(Stored data)

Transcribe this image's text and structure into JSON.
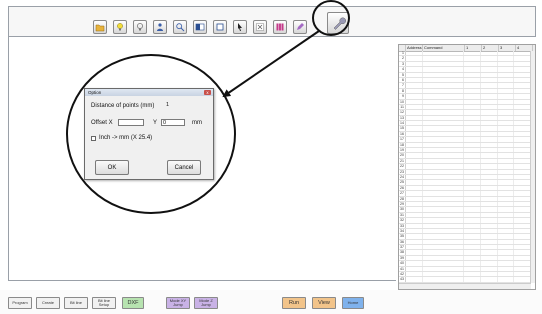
{
  "toolbar": {
    "buttons": [
      {
        "icon": "folder-icon",
        "color": "#e7b33c"
      },
      {
        "icon": "lightbulb-icon",
        "color": "#e8d23a"
      },
      {
        "icon": "bulb-outline-icon",
        "color": "#555555"
      },
      {
        "icon": "person-icon",
        "color": "#3a5ea8"
      },
      {
        "icon": "zoom-icon",
        "color": "#3a5ea8"
      },
      {
        "icon": "window-icon",
        "color": "#2a4f92"
      },
      {
        "icon": "square-icon",
        "color": "#2a4f92"
      },
      {
        "icon": "cursor-icon",
        "color": "#222222"
      },
      {
        "icon": "close-x-icon",
        "color": "#666666"
      },
      {
        "icon": "grid-icon",
        "color": "#c43b8a"
      },
      {
        "icon": "pen-icon",
        "color": "#a46bc4"
      },
      {
        "icon": "wrench-icon",
        "color": "#7a7a9a"
      }
    ]
  },
  "grid": {
    "columns": [
      "Address",
      "Command",
      "1",
      "2",
      "3",
      "4"
    ],
    "row_numbers": [
      "1",
      "2",
      "3",
      "4",
      "5",
      "6",
      "7",
      "8",
      "9",
      "10",
      "11",
      "12",
      "13",
      "14",
      "15",
      "16",
      "17",
      "18",
      "19",
      "20",
      "21",
      "22",
      "23",
      "24",
      "25",
      "26",
      "27",
      "28",
      "29",
      "30",
      "31",
      "32",
      "33",
      "34",
      "35",
      "36",
      "37",
      "38",
      "39",
      "40",
      "41",
      "42",
      "43"
    ]
  },
  "dialog": {
    "title": "Option",
    "close": "x",
    "distance_label": "Distance of points (mm)",
    "distance_value": "1",
    "offset_x_label": "Offset X",
    "offset_x_value": "",
    "y_label": "Y",
    "y_value": "0",
    "mm_label": "mm",
    "inch_label": "Inch -> mm (X 25.4)",
    "ok_label": "OK",
    "cancel_label": "Cancel"
  },
  "bottom": {
    "buttons": [
      {
        "label": "Program",
        "color": "#f1f1f1"
      },
      {
        "label": "Create",
        "color": "#f1f1f1"
      },
      {
        "label": "Bit line",
        "color": "#f1f1f1"
      },
      {
        "label": "Bit line Setup",
        "color": "#f1f1f1"
      },
      {
        "label": "DXF",
        "color": "#b7e3b0"
      },
      {
        "label": "Mode XY Jump",
        "color": "#c9b2e6"
      },
      {
        "label": "Mode Z Jump",
        "color": "#c9b2e6"
      },
      {
        "label": "Run",
        "color": "#f2c48a"
      },
      {
        "label": "View",
        "color": "#f2c48a"
      },
      {
        "label": "Home",
        "color": "#7fb2ec"
      }
    ]
  }
}
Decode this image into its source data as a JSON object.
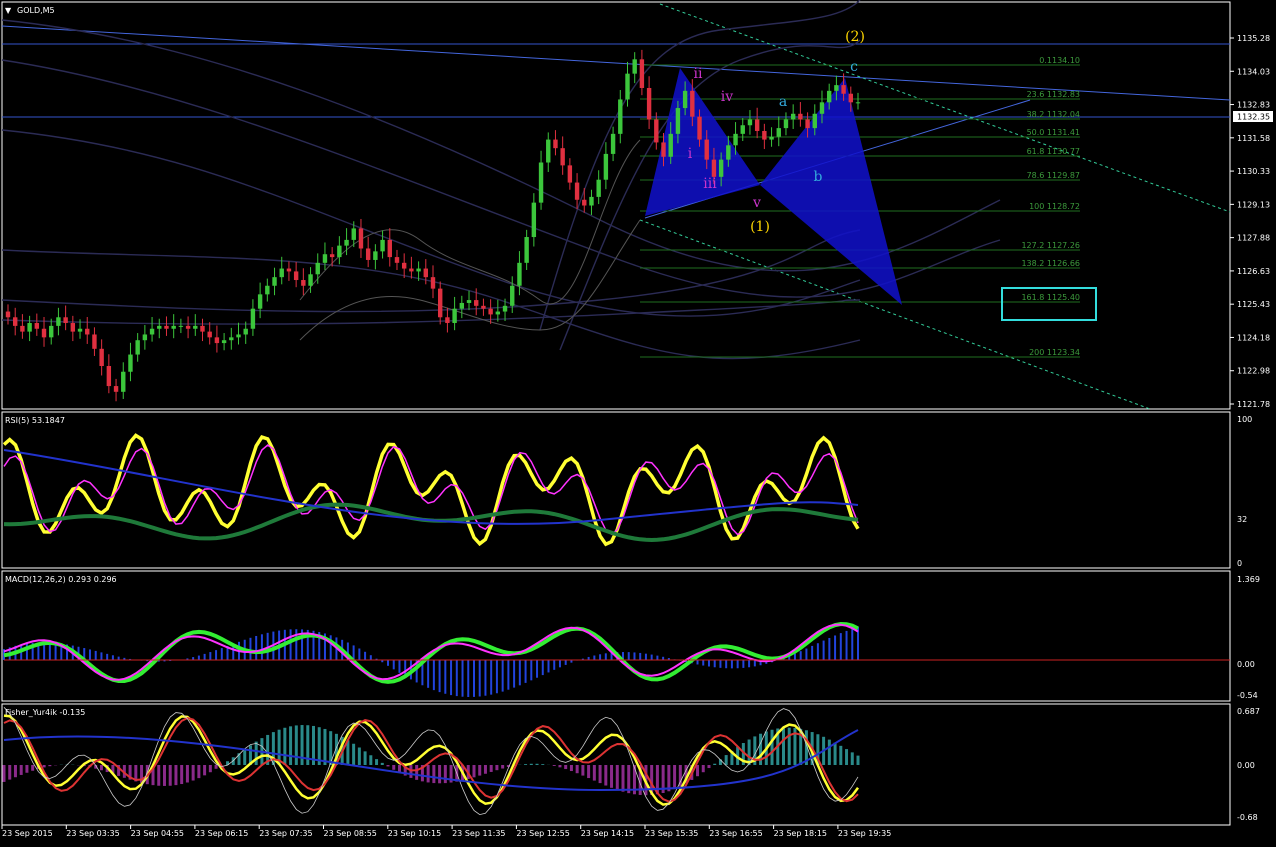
{
  "window": {
    "title": "GOLD,M5"
  },
  "colors": {
    "background": "#000000",
    "bull_candle": "#3cc63c",
    "bear_candle": "#e03040",
    "grid_border": "#ffffff",
    "fib_line": "#1f6e1f",
    "fib_text": "#3c9a3c",
    "wave_primary": "#ffd700",
    "wave_minor": "#cc33cc",
    "wave_abc": "#33aadd",
    "harmonic_fill": "#1111cc",
    "target_box": "#33dddd"
  },
  "price_axis": {
    "ticks": [
      "1135.28",
      "1134.03",
      "1132.83",
      "1131.58",
      "1130.33",
      "1129.13",
      "1127.88",
      "1126.63",
      "1125.43",
      "1124.18",
      "1122.98",
      "1121.78"
    ],
    "current_price": "1132.35"
  },
  "time_axis": {
    "ticks": [
      "23 Sep 2015",
      "23 Sep 03:35",
      "23 Sep 04:55",
      "23 Sep 06:15",
      "23 Sep 07:35",
      "23 Sep 08:55",
      "23 Sep 10:15",
      "23 Sep 11:35",
      "23 Sep 12:55",
      "23 Sep 14:15",
      "23 Sep 15:35",
      "23 Sep 16:55",
      "23 Sep 18:15",
      "23 Sep 19:35"
    ]
  },
  "fibonacci": [
    {
      "label": "0.1134.10"
    },
    {
      "label": "23.6 1132.83"
    },
    {
      "label": "38.2 1132.04"
    },
    {
      "label": "50.0 1131.41"
    },
    {
      "label": "61.8 1130.77"
    },
    {
      "label": "78.6 1129.87"
    },
    {
      "label": "100 1128.72"
    },
    {
      "label": "127.2 1127.26"
    },
    {
      "label": "138.2 1126.66"
    },
    {
      "label": "161.8 1125.40"
    },
    {
      "label": "200 1123.34"
    }
  ],
  "waves": {
    "primary": [
      "(1)",
      "(2)"
    ],
    "minor": [
      "i",
      "ii",
      "iii",
      "iv",
      "v"
    ],
    "abc": [
      "a",
      "b",
      "c"
    ]
  },
  "indicators": {
    "rsi": {
      "label": "RSI(5) 53.1847",
      "ticks": [
        "100",
        "32",
        "0"
      ]
    },
    "macd": {
      "label": "MACD(12,26,2) 0.293 0.296",
      "ticks": [
        "1.369",
        "0.00",
        "-0.54"
      ]
    },
    "fisher": {
      "label": "Fisher_Yur4ik -0.135",
      "ticks": [
        "0.687",
        "0.00",
        "-0.68"
      ]
    }
  },
  "chart_data": {
    "type": "candlestick",
    "title": "GOLD,M5",
    "ylim": [
      1121.7,
      1135.9
    ],
    "series": [
      {
        "name": "GOLD,M5",
        "close": [
          1124.9,
          1124.6,
          1124.4,
          1124.7,
          1124.5,
          1124.2,
          1124.6,
          1124.9,
          1124.7,
          1124.4,
          1124.5,
          1124.3,
          1123.8,
          1123.2,
          1122.5,
          1122.3,
          1123.0,
          1123.6,
          1124.1,
          1124.3,
          1124.5,
          1124.6,
          1124.5,
          1124.6,
          1124.6,
          1124.5,
          1124.6,
          1124.4,
          1124.2,
          1124.0,
          1124.1,
          1124.2,
          1124.3,
          1124.5,
          1125.2,
          1125.7,
          1126.0,
          1126.3,
          1126.6,
          1126.5,
          1126.2,
          1126.0,
          1126.4,
          1126.8,
          1127.1,
          1127.0,
          1127.4,
          1127.6,
          1128.0,
          1127.3,
          1126.9,
          1127.2,
          1127.6,
          1127.0,
          1126.8,
          1126.6,
          1126.5,
          1126.6,
          1126.3,
          1125.9,
          1124.9,
          1124.7,
          1125.2,
          1125.4,
          1125.5,
          1125.3,
          1125.2,
          1125.0,
          1125.1,
          1125.3,
          1126.0,
          1126.8,
          1127.7,
          1128.9,
          1130.3,
          1131.1,
          1130.8,
          1130.2,
          1129.6,
          1129.0,
          1128.8,
          1129.1,
          1129.7,
          1130.6,
          1131.3,
          1132.5,
          1133.4,
          1133.9,
          1132.9,
          1131.8,
          1131.0,
          1130.5,
          1131.3,
          1132.2,
          1132.8,
          1131.9,
          1131.1,
          1130.4,
          1129.8,
          1130.4,
          1130.9,
          1131.3,
          1131.6,
          1131.8,
          1131.4,
          1131.1,
          1131.2,
          1131.5,
          1131.8,
          1132.0,
          1131.8,
          1131.5,
          1132.0,
          1132.4,
          1132.8,
          1133.0,
          1132.7,
          1132.4,
          1132.4
        ]
      }
    ]
  }
}
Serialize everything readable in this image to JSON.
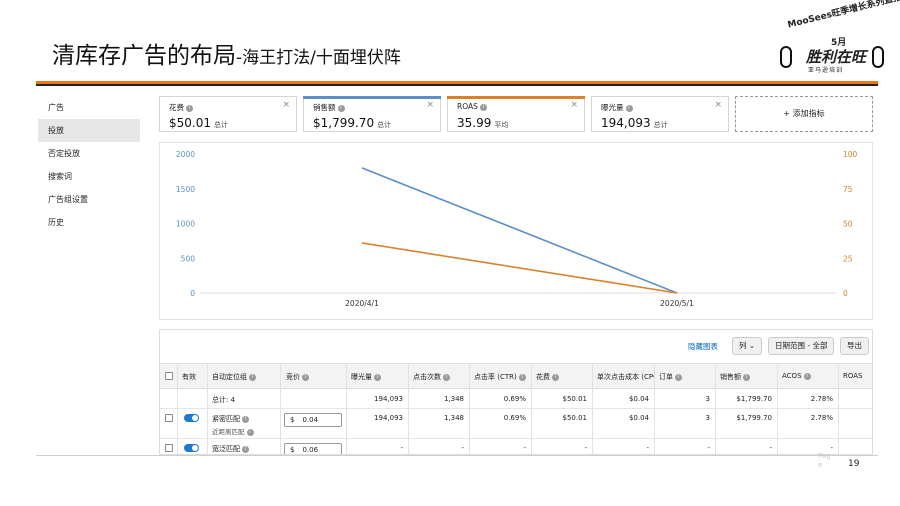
{
  "slide": {
    "title_main": "清库存广告的布局",
    "title_sub": "-海王打法/十面埋伏阵",
    "page_number": "19",
    "watermark": "Pag\ne"
  },
  "logo": {
    "line1": "MooSees旺季增长系列直播",
    "line2": "5月",
    "line3": "胜利在旺",
    "line4": "亚马逊培训"
  },
  "colors": {
    "accent_orange": "#e87722",
    "sales_blue": "#5b8fc7",
    "roas_orange": "#d9822b",
    "toggle_blue": "#1f7acc",
    "link_blue": "#0066c0"
  },
  "sidebar": {
    "items": [
      {
        "label": "广告",
        "active": false
      },
      {
        "label": "投放",
        "active": true
      },
      {
        "label": "否定投放",
        "active": false
      },
      {
        "label": "搜索词",
        "active": false
      },
      {
        "label": "广告组设置",
        "active": false
      },
      {
        "label": "历史",
        "active": false
      }
    ]
  },
  "metrics": [
    {
      "label": "花费",
      "value": "$50.01",
      "unit": "总计",
      "accent": ""
    },
    {
      "label": "销售额",
      "value": "$1,799.70",
      "unit": "总计",
      "accent": "#5b8fc7"
    },
    {
      "label": "ROAS",
      "value": "35.99",
      "unit": "平均",
      "accent": "#d9822b"
    },
    {
      "label": "曝光量",
      "value": "194,093",
      "unit": "总计",
      "accent": ""
    }
  ],
  "add_metric_label": "+ 添加指标",
  "close_icon_glyph": "×",
  "chart_data": {
    "type": "line",
    "x": [
      "2020/4/1",
      "2020/5/1"
    ],
    "series": [
      {
        "values": [
          1799.7,
          0
        ],
        "axis": "left",
        "color": "#5b8fc7"
      },
      {
        "values": [
          35.99,
          0
        ],
        "axis": "right",
        "color": "#d9822b"
      }
    ],
    "y_left_ticks": [
      "2000",
      "1500",
      "1000",
      "500",
      "0"
    ],
    "y_right_ticks": [
      "100",
      "75",
      "50",
      "25",
      "0"
    ],
    "ylim_left": [
      0,
      2000
    ],
    "ylim_right": [
      0,
      100
    ],
    "grid": false
  },
  "table_toolbar": {
    "hide_chart": "隐藏图表",
    "columns": "列",
    "date_range": "日期范围 - 全部",
    "export": "导出"
  },
  "table": {
    "headers": [
      "有效",
      "自动定位组",
      "竞价",
      "曝光量",
      "点击次数",
      "点击率 (CTR)",
      "花费",
      "单次点击成本 (CPC)",
      "订单",
      "销售额",
      "ACOS",
      "ROAS"
    ],
    "total_row": {
      "label": "总计: 4",
      "impressions": "194,093",
      "clicks": "1,348",
      "ctr": "0.69%",
      "spend": "$50.01",
      "cpc": "$0.04",
      "orders": "3",
      "sales": "$1,799.70",
      "acos": "2.78%"
    },
    "rows": [
      {
        "name": "紧密匹配",
        "sub": "近距离匹配",
        "currency": "$",
        "bid": "0.04",
        "impressions": "194,093",
        "clicks": "1,348",
        "ctr": "0.69%",
        "spend": "$50.01",
        "cpc": "$0.04",
        "orders": "3",
        "sales": "$1,799.70",
        "acos": "2.78%"
      },
      {
        "name": "宽泛匹配",
        "sub": "",
        "currency": "$",
        "bid": "0.06",
        "impressions": "-",
        "clicks": "-",
        "ctr": "-",
        "spend": "-",
        "cpc": "-",
        "orders": "-",
        "sales": "-",
        "acos": "-"
      }
    ]
  }
}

• What is asked
Pull out every line above that holds the word "GOLD".

• Correct output
    "title": "GOLD,M5"
    "title": "GOLD,M5",
        "name": "GOLD,M5",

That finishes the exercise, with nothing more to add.